What you are asked to do
Can you give all the records again without altering a single character?

━━━━━ Exercise data ━━━━━

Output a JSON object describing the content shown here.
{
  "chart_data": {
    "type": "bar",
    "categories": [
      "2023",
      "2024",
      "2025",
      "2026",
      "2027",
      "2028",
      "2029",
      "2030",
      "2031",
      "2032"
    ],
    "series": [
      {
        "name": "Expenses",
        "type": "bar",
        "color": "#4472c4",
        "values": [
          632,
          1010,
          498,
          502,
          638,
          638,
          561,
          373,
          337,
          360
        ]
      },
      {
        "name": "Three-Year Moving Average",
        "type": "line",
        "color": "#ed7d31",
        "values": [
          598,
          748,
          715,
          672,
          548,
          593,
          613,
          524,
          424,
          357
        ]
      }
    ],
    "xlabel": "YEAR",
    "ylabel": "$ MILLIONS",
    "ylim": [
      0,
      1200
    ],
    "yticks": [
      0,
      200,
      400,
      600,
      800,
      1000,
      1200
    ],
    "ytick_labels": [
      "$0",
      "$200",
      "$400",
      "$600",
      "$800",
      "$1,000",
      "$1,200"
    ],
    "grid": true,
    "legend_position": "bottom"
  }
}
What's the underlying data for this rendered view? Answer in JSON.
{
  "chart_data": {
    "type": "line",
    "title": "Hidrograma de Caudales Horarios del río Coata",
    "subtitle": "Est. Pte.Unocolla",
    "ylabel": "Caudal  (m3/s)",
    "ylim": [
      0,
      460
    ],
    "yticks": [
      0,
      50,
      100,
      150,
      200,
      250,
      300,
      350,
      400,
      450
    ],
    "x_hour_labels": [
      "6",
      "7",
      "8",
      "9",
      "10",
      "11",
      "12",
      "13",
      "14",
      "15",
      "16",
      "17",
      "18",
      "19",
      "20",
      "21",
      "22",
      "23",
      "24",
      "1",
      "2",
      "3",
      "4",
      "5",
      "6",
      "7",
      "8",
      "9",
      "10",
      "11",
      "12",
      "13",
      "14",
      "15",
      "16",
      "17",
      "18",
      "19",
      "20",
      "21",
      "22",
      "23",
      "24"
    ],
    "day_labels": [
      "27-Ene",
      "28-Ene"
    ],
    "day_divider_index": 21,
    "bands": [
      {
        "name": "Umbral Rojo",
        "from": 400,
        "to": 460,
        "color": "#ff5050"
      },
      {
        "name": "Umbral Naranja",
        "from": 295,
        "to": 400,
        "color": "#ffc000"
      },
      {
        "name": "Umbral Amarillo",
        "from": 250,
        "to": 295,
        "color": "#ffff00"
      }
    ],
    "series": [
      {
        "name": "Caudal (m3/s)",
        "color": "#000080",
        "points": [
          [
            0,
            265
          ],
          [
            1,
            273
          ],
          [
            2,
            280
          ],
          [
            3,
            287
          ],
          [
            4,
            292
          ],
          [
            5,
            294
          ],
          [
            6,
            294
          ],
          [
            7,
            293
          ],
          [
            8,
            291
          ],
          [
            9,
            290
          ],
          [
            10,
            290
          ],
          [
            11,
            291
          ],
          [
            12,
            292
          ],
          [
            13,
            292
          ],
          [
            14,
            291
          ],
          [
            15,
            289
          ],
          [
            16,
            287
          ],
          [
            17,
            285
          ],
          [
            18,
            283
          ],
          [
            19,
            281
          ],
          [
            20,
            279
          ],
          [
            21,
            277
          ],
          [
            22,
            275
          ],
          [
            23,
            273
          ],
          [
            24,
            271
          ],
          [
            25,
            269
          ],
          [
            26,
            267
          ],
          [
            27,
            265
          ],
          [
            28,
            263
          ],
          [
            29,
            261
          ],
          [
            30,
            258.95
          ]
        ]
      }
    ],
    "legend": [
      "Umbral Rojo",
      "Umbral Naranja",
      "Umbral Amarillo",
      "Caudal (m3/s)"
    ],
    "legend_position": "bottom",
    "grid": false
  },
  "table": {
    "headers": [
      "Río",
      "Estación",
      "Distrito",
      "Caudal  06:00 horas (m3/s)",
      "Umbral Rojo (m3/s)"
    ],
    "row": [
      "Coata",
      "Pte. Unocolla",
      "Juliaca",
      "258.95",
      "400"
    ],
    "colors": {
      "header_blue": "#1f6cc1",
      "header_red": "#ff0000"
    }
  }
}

━━━━━

Exercise result
Output a JSON object describing the content shown here.
{
  "chart_data": {
    "type": "bar",
    "categories": [
      "2023",
      "2024",
      "2025",
      "2026",
      "2027",
      "2028",
      "2029",
      "2030",
      "2031",
      "2032"
    ],
    "series": [
      {
        "name": "Expenses",
        "type": "bar",
        "color": "#4472c4",
        "values": [
          632,
          1010,
          498,
          502,
          638,
          638,
          561,
          373,
          337,
          360
        ]
      },
      {
        "name": "Three-Year Moving Average",
        "type": "line",
        "color": "#ed7d31",
        "values": [
          598,
          748,
          715,
          672,
          548,
          593,
          613,
          524,
          424,
          357
        ]
      }
    ],
    "xlabel": "YEAR",
    "ylabel": "$ MILLIONS",
    "ylim": [
      0,
      1200
    ],
    "yticks": [
      0,
      200,
      400,
      600,
      800,
      1000,
      1200
    ],
    "ytick_labels": [
      "$0",
      "$200",
      "$400",
      "$600",
      "$800",
      "$1,000",
      "$1,200"
    ],
    "grid": true,
    "legend_position": "bottom"
  }
}
What's the underlying data for this rendered view? Answer in JSON.
{
  "chart_data": {
    "type": "line",
    "title": "Hidrograma de Caudales Horarios del río Coata",
    "subtitle": "Est. Pte.Unocolla",
    "ylabel": "Caudal  (m3/s)",
    "ylim": [
      0,
      460
    ],
    "yticks": [
      0,
      50,
      100,
      150,
      200,
      250,
      300,
      350,
      400,
      450
    ],
    "x_hour_labels": [
      "6",
      "7",
      "8",
      "9",
      "10",
      "11",
      "12",
      "13",
      "14",
      "15",
      "16",
      "17",
      "18",
      "19",
      "20",
      "21",
      "22",
      "23",
      "24",
      "1",
      "2",
      "3",
      "4",
      "5",
      "6",
      "7",
      "8",
      "9",
      "10",
      "11",
      "12",
      "13",
      "14",
      "15",
      "16",
      "17",
      "18",
      "19",
      "20",
      "21",
      "22",
      "23",
      "24"
    ],
    "day_labels": [
      "27-Ene",
      "28-Ene"
    ],
    "day_divider_index": 21,
    "bands": [
      {
        "name": "Umbral Rojo",
        "from": 400,
        "to": 460,
        "color": "#ff5050"
      },
      {
        "name": "Umbral Naranja",
        "from": 295,
        "to": 400,
        "color": "#ffc000"
      },
      {
        "name": "Umbral Amarillo",
        "from": 250,
        "to": 295,
        "color": "#ffff00"
      }
    ],
    "series": [
      {
        "name": "Caudal (m3/s)",
        "color": "#000080",
        "points": [
          [
            0,
            265
          ],
          [
            1,
            273
          ],
          [
            2,
            280
          ],
          [
            3,
            287
          ],
          [
            4,
            292
          ],
          [
            5,
            294
          ],
          [
            6,
            294
          ],
          [
            7,
            293
          ],
          [
            8,
            291
          ],
          [
            9,
            290
          ],
          [
            10,
            290
          ],
          [
            11,
            291
          ],
          [
            12,
            292
          ],
          [
            13,
            292
          ],
          [
            14,
            291
          ],
          [
            15,
            289
          ],
          [
            16,
            287
          ],
          [
            17,
            285
          ],
          [
            18,
            283
          ],
          [
            19,
            281
          ],
          [
            20,
            279
          ],
          [
            21,
            277
          ],
          [
            22,
            275
          ],
          [
            23,
            273
          ],
          [
            24,
            271
          ],
          [
            25,
            269
          ],
          [
            26,
            267
          ],
          [
            27,
            265
          ],
          [
            28,
            263
          ],
          [
            29,
            261
          ],
          [
            30,
            258.95
          ]
        ]
      }
    ],
    "legend": [
      "Umbral Rojo",
      "Umbral Naranja",
      "Umbral Amarillo",
      "Caudal (m3/s)"
    ],
    "legend_position": "bottom",
    "grid": false
  },
  "table": {
    "headers": [
      "Río",
      "Estación",
      "Distrito",
      "Caudal  06:00 horas (m3/s)",
      "Umbral Rojo (m3/s)"
    ],
    "row": [
      "Coata",
      "Pte. Unocolla",
      "Juliaca",
      "258.95",
      "400"
    ],
    "colors": {
      "header_blue": "#1f6cc1",
      "header_red": "#ff0000"
    }
  }
}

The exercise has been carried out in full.